→ **RECORDED INFORMATION**
============================================================
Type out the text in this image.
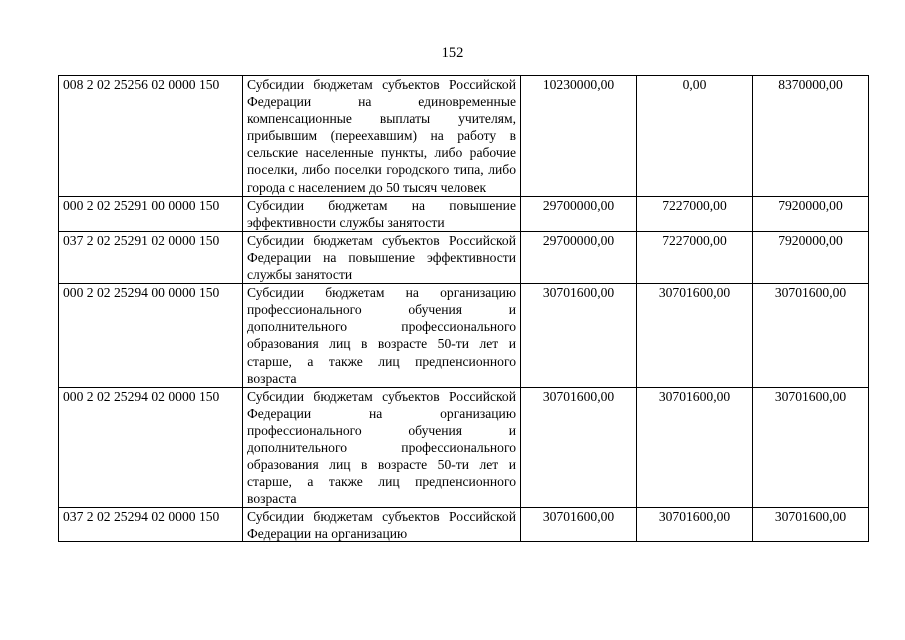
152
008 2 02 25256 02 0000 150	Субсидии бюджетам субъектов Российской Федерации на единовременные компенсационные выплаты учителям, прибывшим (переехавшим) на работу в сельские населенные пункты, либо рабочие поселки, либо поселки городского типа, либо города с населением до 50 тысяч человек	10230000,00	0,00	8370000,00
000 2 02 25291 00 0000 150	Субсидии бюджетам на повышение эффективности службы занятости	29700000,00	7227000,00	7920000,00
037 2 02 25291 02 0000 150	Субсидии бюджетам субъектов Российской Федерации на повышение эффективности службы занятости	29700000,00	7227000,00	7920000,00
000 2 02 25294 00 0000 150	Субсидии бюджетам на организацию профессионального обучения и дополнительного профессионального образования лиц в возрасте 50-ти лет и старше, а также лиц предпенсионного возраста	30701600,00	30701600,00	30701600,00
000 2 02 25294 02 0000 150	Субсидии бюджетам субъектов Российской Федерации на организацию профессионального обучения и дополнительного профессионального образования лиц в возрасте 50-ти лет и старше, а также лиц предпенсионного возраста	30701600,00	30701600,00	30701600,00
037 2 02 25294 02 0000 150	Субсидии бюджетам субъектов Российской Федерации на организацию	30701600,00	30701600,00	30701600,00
============================================================
→ **STATED GOAL**
Pictures are excluded; copy every other part of the records exactly.

→ **RESULT OF THIS EXERCISE**
Type out the text in this image.
152
008 2 02 25256 02 0000 150	Субсидии бюджетам субъектов Российской Федерации на единовременные компенсационные выплаты учителям, прибывшим (переехавшим) на работу в сельские населенные пункты, либо рабочие поселки, либо поселки городского типа, либо города с населением до 50 тысяч человек	10230000,00	0,00	8370000,00
000 2 02 25291 00 0000 150	Субсидии бюджетам на повышение эффективности службы занятости	29700000,00	7227000,00	7920000,00
037 2 02 25291 02 0000 150	Субсидии бюджетам субъектов Российской Федерации на повышение эффективности службы занятости	29700000,00	7227000,00	7920000,00
000 2 02 25294 00 0000 150	Субсидии бюджетам на организацию профессионального обучения и дополнительного профессионального образования лиц в возрасте 50-ти лет и старше, а также лиц предпенсионного возраста	30701600,00	30701600,00	30701600,00
000 2 02 25294 02 0000 150	Субсидии бюджетам субъектов Российской Федерации на организацию профессионального обучения и дополнительного профессионального образования лиц в возрасте 50-ти лет и старше, а также лиц предпенсионного возраста	30701600,00	30701600,00	30701600,00
037 2 02 25294 02 0000 150	Субсидии бюджетам субъектов Российской Федерации на организацию	30701600,00	30701600,00	30701600,00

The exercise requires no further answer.